Job: Give back exactly the lines from the "Reverse-engineer this chart into JSON." line to the final line of the records, and only those, minus any pictures.

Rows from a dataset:
┄┄┄┄┄┄┄┄┄┄┄┄┄┄┄┄┄┄┄┄

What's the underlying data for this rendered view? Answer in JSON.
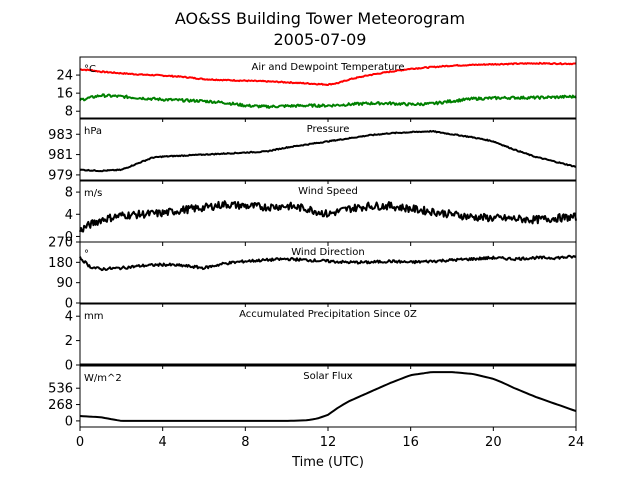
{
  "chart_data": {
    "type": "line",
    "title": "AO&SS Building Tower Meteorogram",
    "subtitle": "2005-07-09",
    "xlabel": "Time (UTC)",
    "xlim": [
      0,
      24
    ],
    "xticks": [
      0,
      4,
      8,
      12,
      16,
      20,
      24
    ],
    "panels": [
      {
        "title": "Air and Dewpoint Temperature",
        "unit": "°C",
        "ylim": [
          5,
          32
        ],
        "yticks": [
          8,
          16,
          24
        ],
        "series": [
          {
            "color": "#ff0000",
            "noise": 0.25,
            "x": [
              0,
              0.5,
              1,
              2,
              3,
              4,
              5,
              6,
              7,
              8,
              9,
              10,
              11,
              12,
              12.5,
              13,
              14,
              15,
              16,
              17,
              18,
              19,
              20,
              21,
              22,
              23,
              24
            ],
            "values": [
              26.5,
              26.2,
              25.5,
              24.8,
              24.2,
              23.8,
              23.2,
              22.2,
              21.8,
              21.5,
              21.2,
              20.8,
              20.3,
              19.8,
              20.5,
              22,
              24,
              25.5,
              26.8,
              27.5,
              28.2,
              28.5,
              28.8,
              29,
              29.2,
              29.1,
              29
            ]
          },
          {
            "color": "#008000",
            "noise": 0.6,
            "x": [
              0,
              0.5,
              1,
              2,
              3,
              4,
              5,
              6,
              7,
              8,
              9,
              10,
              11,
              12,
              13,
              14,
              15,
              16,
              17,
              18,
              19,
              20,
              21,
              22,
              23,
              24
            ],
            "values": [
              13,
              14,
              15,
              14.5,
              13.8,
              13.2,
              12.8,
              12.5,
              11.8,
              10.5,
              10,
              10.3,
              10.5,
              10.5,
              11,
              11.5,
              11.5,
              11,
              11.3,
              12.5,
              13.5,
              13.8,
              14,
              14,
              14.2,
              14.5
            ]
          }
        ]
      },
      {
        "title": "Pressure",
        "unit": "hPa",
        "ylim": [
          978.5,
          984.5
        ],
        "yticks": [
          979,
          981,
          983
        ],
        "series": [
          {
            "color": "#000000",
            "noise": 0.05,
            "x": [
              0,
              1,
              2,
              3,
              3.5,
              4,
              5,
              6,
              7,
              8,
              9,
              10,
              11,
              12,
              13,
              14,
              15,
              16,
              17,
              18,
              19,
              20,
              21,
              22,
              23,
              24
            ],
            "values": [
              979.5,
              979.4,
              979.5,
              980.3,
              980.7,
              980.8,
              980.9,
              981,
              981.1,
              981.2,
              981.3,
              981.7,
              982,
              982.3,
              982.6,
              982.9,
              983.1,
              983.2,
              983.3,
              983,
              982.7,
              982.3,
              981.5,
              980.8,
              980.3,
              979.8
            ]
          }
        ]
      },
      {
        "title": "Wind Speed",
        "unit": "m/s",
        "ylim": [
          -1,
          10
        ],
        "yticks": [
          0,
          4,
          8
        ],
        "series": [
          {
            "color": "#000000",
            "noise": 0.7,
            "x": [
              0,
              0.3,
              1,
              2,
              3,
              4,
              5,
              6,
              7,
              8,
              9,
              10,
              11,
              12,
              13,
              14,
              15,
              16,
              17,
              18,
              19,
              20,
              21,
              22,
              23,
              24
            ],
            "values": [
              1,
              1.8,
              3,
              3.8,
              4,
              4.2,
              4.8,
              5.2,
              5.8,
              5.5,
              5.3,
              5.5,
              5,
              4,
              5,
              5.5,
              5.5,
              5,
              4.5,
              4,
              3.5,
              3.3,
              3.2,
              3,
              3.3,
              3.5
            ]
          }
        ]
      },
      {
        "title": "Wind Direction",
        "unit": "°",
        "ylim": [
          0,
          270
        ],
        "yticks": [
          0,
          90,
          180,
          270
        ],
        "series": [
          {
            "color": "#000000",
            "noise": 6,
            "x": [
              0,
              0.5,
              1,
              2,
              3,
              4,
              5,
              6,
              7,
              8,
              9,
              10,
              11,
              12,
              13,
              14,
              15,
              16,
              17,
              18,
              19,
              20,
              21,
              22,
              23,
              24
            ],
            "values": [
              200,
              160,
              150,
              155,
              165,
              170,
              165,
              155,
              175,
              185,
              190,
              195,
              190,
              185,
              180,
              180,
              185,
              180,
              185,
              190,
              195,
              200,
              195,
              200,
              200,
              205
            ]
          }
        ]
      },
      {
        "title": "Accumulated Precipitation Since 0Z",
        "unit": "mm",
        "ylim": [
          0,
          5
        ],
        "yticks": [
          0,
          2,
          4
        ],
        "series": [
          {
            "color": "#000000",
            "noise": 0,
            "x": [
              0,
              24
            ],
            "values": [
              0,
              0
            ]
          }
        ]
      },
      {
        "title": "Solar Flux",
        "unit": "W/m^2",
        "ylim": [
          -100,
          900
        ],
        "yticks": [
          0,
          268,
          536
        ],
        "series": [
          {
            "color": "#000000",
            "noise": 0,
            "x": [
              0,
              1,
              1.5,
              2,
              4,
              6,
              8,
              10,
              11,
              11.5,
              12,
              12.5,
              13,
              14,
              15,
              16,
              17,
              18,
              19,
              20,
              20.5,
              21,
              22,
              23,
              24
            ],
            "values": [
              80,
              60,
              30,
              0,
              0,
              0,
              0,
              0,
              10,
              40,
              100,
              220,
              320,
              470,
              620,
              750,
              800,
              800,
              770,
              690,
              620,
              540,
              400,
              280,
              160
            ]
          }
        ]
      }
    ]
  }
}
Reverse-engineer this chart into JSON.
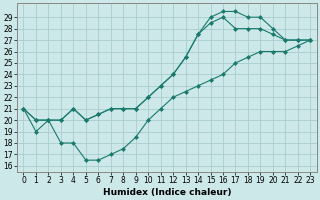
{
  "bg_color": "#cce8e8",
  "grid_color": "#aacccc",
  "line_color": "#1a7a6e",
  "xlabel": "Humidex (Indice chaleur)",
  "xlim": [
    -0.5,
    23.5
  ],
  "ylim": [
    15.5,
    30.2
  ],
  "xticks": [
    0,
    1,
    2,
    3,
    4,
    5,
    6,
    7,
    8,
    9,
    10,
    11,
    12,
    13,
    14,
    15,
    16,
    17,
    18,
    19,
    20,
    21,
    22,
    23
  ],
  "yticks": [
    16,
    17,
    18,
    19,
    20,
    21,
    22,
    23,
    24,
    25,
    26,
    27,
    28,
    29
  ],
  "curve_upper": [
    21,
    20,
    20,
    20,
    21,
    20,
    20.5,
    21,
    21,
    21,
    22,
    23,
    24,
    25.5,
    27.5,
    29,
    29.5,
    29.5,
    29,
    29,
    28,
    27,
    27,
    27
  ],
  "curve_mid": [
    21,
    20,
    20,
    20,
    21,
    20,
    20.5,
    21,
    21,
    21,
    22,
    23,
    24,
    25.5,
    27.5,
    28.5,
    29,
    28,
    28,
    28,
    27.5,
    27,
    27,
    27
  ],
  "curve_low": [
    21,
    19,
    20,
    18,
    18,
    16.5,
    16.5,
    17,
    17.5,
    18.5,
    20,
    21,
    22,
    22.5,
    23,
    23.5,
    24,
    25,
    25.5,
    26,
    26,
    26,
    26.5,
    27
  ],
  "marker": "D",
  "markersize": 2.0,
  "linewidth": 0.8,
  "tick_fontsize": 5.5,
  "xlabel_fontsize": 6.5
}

┄┄┄┄┄┄┄┄┄┄┄┄┄┄┄┄┄┄┄┄

Solution to the exercise:
Reverse-engineer this chart into JSON.
{
  "bg_color": "#cce8e8",
  "grid_color": "#aacccc",
  "line_color": "#1a7a6e",
  "xlabel": "Humidex (Indice chaleur)",
  "xlim": [
    -0.5,
    23.5
  ],
  "ylim": [
    15.5,
    30.2
  ],
  "xticks": [
    0,
    1,
    2,
    3,
    4,
    5,
    6,
    7,
    8,
    9,
    10,
    11,
    12,
    13,
    14,
    15,
    16,
    17,
    18,
    19,
    20,
    21,
    22,
    23
  ],
  "yticks": [
    16,
    17,
    18,
    19,
    20,
    21,
    22,
    23,
    24,
    25,
    26,
    27,
    28,
    29
  ],
  "curve_upper": [
    21,
    20,
    20,
    20,
    21,
    20,
    20.5,
    21,
    21,
    21,
    22,
    23,
    24,
    25.5,
    27.5,
    29,
    29.5,
    29.5,
    29,
    29,
    28,
    27,
    27,
    27
  ],
  "curve_mid": [
    21,
    20,
    20,
    20,
    21,
    20,
    20.5,
    21,
    21,
    21,
    22,
    23,
    24,
    25.5,
    27.5,
    28.5,
    29,
    28,
    28,
    28,
    27.5,
    27,
    27,
    27
  ],
  "curve_low": [
    21,
    19,
    20,
    18,
    18,
    16.5,
    16.5,
    17,
    17.5,
    18.5,
    20,
    21,
    22,
    22.5,
    23,
    23.5,
    24,
    25,
    25.5,
    26,
    26,
    26,
    26.5,
    27
  ],
  "marker": "D",
  "markersize": 2.0,
  "linewidth": 0.8,
  "tick_fontsize": 5.5,
  "xlabel_fontsize": 6.5
}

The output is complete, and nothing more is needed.